**Short exercise:**
Look below and pull out each line with the word "stacji".

**Records shown:**
━━━━━━━━━━

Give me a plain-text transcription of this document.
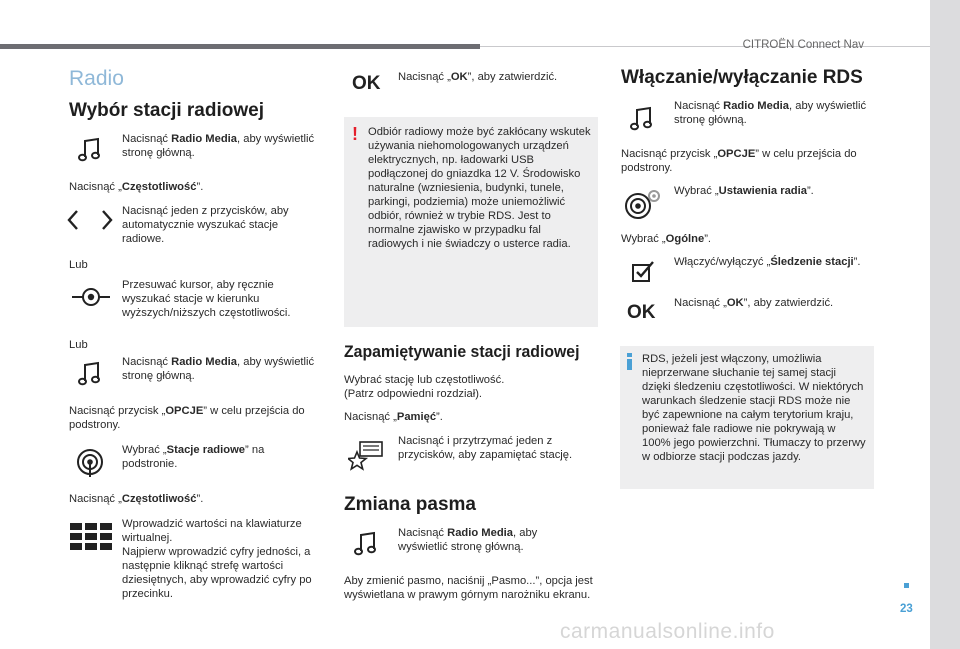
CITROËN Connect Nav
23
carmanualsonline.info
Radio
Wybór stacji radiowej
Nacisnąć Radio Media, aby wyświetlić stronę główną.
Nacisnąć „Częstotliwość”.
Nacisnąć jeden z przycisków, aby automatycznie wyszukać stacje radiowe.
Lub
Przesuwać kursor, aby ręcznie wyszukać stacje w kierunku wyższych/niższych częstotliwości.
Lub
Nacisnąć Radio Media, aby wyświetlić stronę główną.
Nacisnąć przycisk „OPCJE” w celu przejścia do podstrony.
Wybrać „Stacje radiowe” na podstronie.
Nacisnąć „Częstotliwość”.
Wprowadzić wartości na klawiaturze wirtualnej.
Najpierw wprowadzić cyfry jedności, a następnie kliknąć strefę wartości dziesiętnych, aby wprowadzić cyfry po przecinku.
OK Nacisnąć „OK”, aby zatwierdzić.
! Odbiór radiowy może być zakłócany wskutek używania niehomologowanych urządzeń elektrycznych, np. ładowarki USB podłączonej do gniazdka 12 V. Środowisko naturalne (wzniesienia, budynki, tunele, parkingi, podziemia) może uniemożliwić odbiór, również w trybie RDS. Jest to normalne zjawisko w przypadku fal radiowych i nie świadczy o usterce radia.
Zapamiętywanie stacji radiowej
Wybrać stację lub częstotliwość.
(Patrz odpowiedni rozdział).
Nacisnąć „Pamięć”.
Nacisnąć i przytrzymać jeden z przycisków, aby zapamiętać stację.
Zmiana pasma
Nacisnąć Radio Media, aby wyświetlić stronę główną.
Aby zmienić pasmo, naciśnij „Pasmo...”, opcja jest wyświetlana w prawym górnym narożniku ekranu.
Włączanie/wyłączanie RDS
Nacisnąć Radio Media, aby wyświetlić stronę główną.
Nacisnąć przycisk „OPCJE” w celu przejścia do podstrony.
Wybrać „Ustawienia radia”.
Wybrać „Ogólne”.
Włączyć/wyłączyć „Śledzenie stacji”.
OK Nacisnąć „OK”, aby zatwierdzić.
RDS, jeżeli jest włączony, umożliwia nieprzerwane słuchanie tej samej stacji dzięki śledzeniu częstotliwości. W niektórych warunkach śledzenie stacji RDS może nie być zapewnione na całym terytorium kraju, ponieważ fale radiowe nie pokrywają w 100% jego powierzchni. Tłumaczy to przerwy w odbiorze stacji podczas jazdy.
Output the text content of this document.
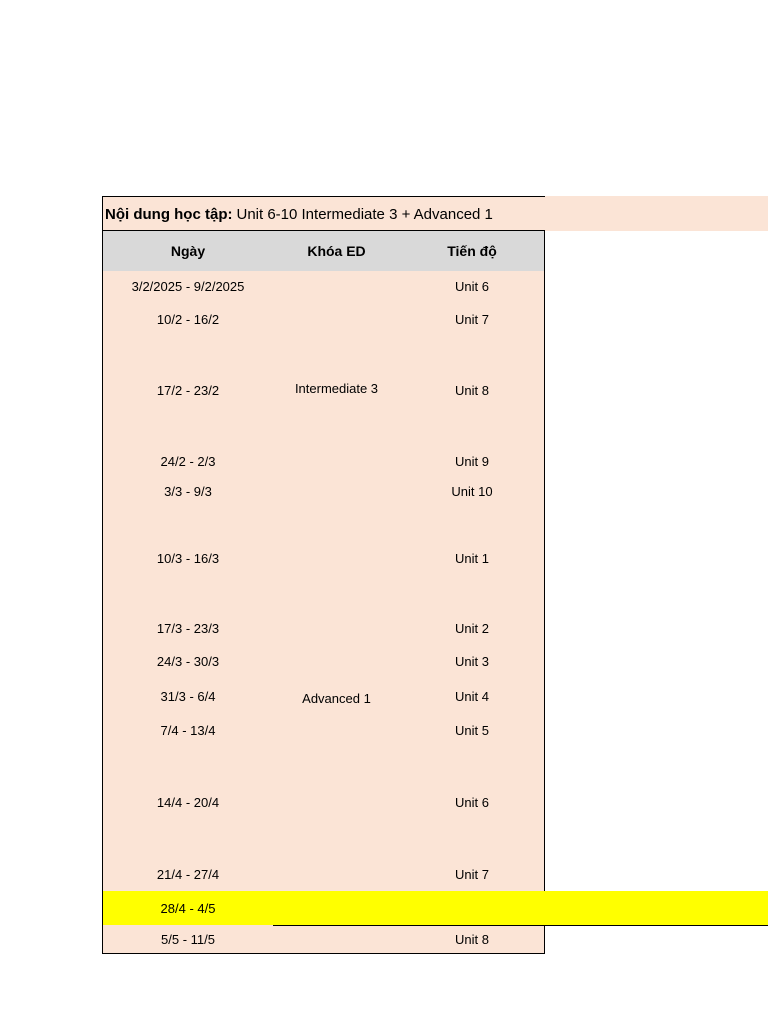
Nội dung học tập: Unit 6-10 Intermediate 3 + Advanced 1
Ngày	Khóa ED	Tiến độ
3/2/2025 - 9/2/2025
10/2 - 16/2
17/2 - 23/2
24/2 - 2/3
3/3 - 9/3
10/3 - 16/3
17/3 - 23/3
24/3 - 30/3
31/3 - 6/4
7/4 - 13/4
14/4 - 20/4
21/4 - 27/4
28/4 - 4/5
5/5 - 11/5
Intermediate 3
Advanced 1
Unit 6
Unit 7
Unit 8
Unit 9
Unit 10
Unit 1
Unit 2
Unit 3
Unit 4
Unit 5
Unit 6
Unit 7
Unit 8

━━━━━━━━━━

**Output:**
Wybór stacji radiowej
Zapamiętywanie stacji radiowej
Włączyć/wyłączyć „Śledzenie stacji”.
RDS, jeżeli jest włączony, umożliwia nieprzerwane słuchanie tej samej stacji dzięki śledzeniu częstotliwości. W niektórych warunkach śledzenie stacji RDS może nie być zapewnione na całym terytorium kraju, ponieważ fale radiowe nie pokrywają w 100% jego powierzchni. Tłumaczy to przerwy w odbiorze stacji podczas jazdy.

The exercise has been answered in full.